**Problem requirements**
The entries below are to be written out again without alteration.

**Recorded information**

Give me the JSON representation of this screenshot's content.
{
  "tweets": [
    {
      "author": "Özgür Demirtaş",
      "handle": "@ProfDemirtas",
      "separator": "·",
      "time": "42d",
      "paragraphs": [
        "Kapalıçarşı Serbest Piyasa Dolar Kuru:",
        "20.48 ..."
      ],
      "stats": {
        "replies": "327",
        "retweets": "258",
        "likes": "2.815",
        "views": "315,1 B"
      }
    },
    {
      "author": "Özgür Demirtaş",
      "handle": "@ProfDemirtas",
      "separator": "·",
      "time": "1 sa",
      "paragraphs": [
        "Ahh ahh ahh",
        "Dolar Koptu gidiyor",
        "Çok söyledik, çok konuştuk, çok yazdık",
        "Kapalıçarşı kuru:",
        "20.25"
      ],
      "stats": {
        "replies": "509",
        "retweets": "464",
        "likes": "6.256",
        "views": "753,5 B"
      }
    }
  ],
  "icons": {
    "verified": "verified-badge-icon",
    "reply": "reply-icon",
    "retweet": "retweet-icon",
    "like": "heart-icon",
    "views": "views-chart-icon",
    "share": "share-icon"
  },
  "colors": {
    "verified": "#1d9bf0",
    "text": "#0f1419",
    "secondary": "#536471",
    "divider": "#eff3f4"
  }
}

**Solution to the exercise**
Give me the JSON representation of this screenshot's content.
{
  "tweets": [
    {
      "author": "Özgür Demirtaş",
      "handle": "@ProfDemirtas",
      "separator": "·",
      "time": "42d",
      "paragraphs": [
        "Kapalıçarşı Serbest Piyasa Dolar Kuru:",
        "20.48 ..."
      ],
      "stats": {
        "replies": "327",
        "retweets": "258",
        "likes": "2.815",
        "views": "315,1 B"
      }
    },
    {
      "author": "Özgür Demirtaş",
      "handle": "@ProfDemirtas",
      "separator": "·",
      "time": "1 sa",
      "paragraphs": [
        "Ahh ahh ahh",
        "Dolar Koptu gidiyor",
        "Çok söyledik, çok konuştuk, çok yazdık",
        "Kapalıçarşı kuru:",
        "20.25"
      ],
      "stats": {
        "replies": "509",
        "retweets": "464",
        "likes": "6.256",
        "views": "753,5 B"
      }
    }
  ],
  "icons": {
    "verified": "verified-badge-icon",
    "reply": "reply-icon",
    "retweet": "retweet-icon",
    "like": "heart-icon",
    "views": "views-chart-icon",
    "share": "share-icon"
  },
  "colors": {
    "verified": "#1d9bf0",
    "text": "#0f1419",
    "secondary": "#536471",
    "divider": "#eff3f4"
  }
}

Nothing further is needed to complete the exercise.